Alors que, légalement, il aurait fallu être en
Allemagne, je suis revenu dans mon pays d’origine,
en attendant que le séminaire veuille nous accepter.
Tout ce temps n’avait pas été perdu. Il m’avait mis en
contact avec les jeunes de l’Action catholique, surtout
rurale (JAC et MFR) dans ma famille et dans la région
de Saint-Girons. Toutes ces aventures ont changé
ma vision sur Jésus Christ et son Église. Saisi par l’Esprit,
j’étais décidé à me donner pleinement à lui, mais
exclusivement dans les milieux populaires, refusant
toute autre perspective. L’idée de la mission m’a toujours
poursuivi. J’envisageais de partir en Asie ou en
Chine, mais en ce temps-là, l’évêque refusait tout
départ. Sept ans d’aumônerie diocésaine du monde
rural m’ont permis de coopérer avec des laïcs et des
prêtres de valeur dans mon diocèse et dans la région
du Midi. Certains sont devenus d’excellents évêques.
- - -
● **Consignes**:
**a.** Dans le récit de vocation, recopie le passage qui commence par les mots contenant « Tout ce temps » et se termine par « devenus d’excellents évêques. », en remplaçant « Chine » par « Afrique ».
**b.** Indique, pour chaque affirmation ci-dessous, si elle concorde avec le récit de vocation. Réponds par oui ou par non, puis cite les mots exacts du récit qui le prouvent.
(i) Un départ en Asie ou en Chine était envisagé.
(ii) L’évêque de l’époque acceptait volontiers les départs.
(iii) L’aumônerie diocésaine du monde rural a duré cinq ans.

● **Extrait des données**:
- - -
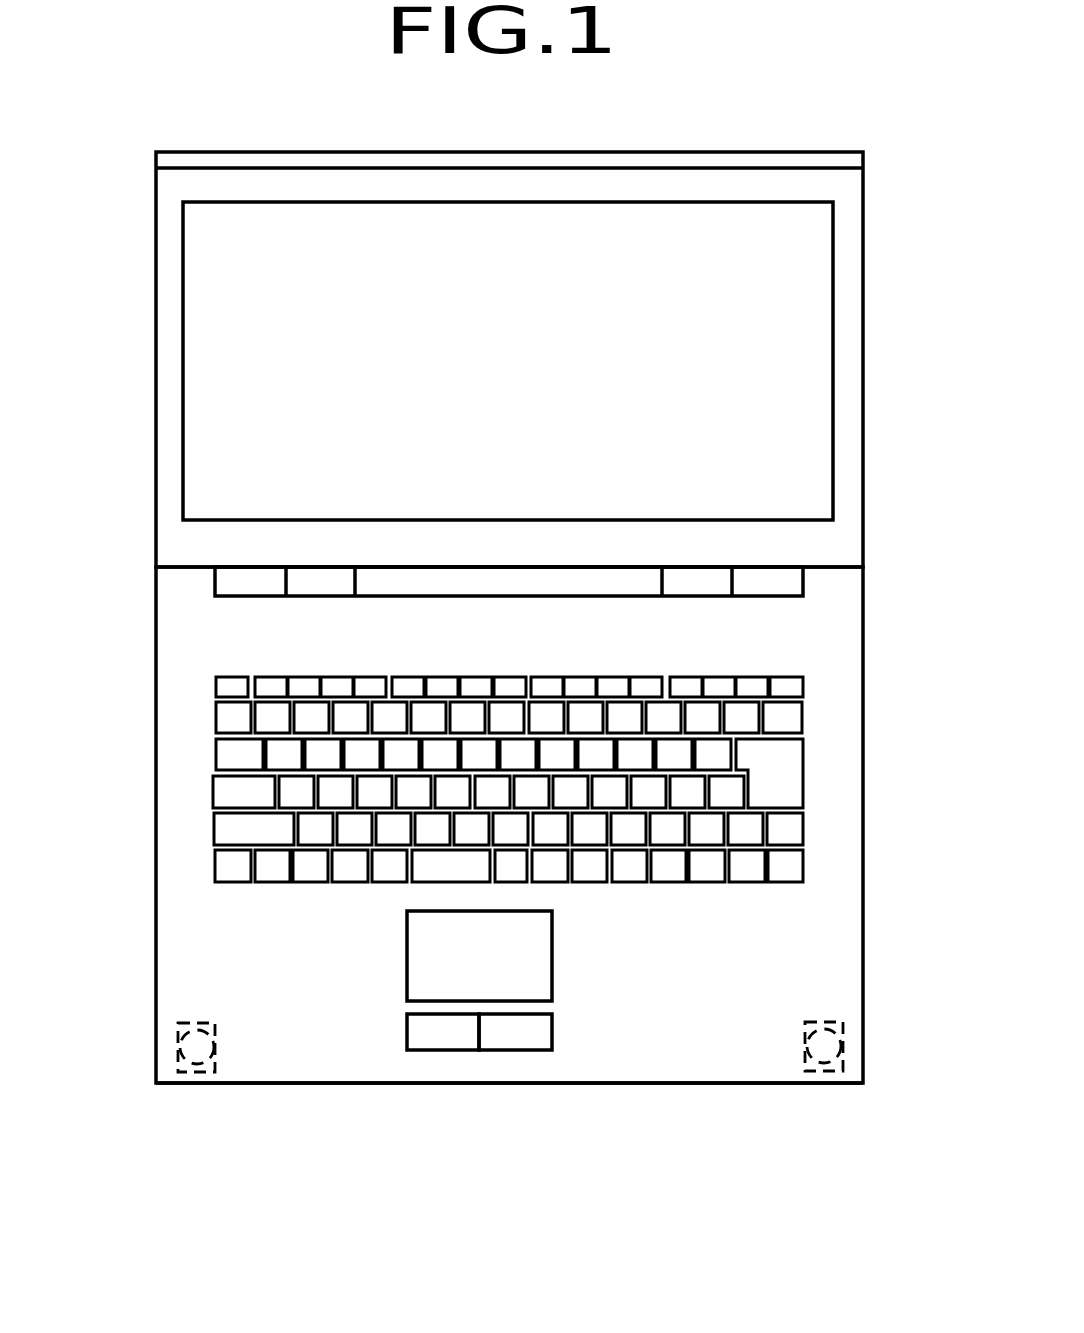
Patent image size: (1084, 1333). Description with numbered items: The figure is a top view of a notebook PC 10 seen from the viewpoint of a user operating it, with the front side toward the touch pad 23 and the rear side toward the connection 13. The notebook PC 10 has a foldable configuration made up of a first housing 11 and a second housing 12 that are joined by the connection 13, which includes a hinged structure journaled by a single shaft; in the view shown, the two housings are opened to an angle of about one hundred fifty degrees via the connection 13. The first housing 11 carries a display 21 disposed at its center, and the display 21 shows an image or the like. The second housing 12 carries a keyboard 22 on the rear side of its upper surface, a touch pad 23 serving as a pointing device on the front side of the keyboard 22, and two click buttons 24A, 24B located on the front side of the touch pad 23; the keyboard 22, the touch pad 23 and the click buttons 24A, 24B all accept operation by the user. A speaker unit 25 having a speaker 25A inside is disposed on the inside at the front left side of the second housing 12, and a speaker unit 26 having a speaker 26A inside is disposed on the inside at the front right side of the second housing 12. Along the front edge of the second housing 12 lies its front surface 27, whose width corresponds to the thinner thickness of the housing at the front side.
- - -
● **Réponses aux exercices**:
**a.**
Tout ce temps n’avait pas été perdu. Il m’avait mis en
contact avec les jeunes de l’Action catholique, surtout
rurale (JAC et MFR) dans ma famille et dans la région
de Saint-Girons. Toutes ces aventures ont changé
ma vision sur Jésus Christ et son Église. Saisi par l’Esprit,
j’étais décidé à me donner pleinement à lui, mais
exclusivement dans les milieux populaires, refusant
toute autre perspective. L’idée de la mission m’a toujours
poursuivi. J’envisageais de partir en Asie ou en
Afrique, mais en ce temps-là, l’évêque refusait tout
départ. Sept ans d’aumônerie diocésaine du monde
rural m’ont permis de coopérer avec des laïcs et des
prêtres de valeur dans mon diocèse et dans la région
du Midi. Certains sont devenus d’excellents évêques.

**b.**
(i) Oui : « J’envisageais de partir en Asie ou en Chine ».
(ii) Non : « l’évêque refusait tout départ ».
(iii) Non : « Sept ans d’aumônerie diocésaine du monde rural ».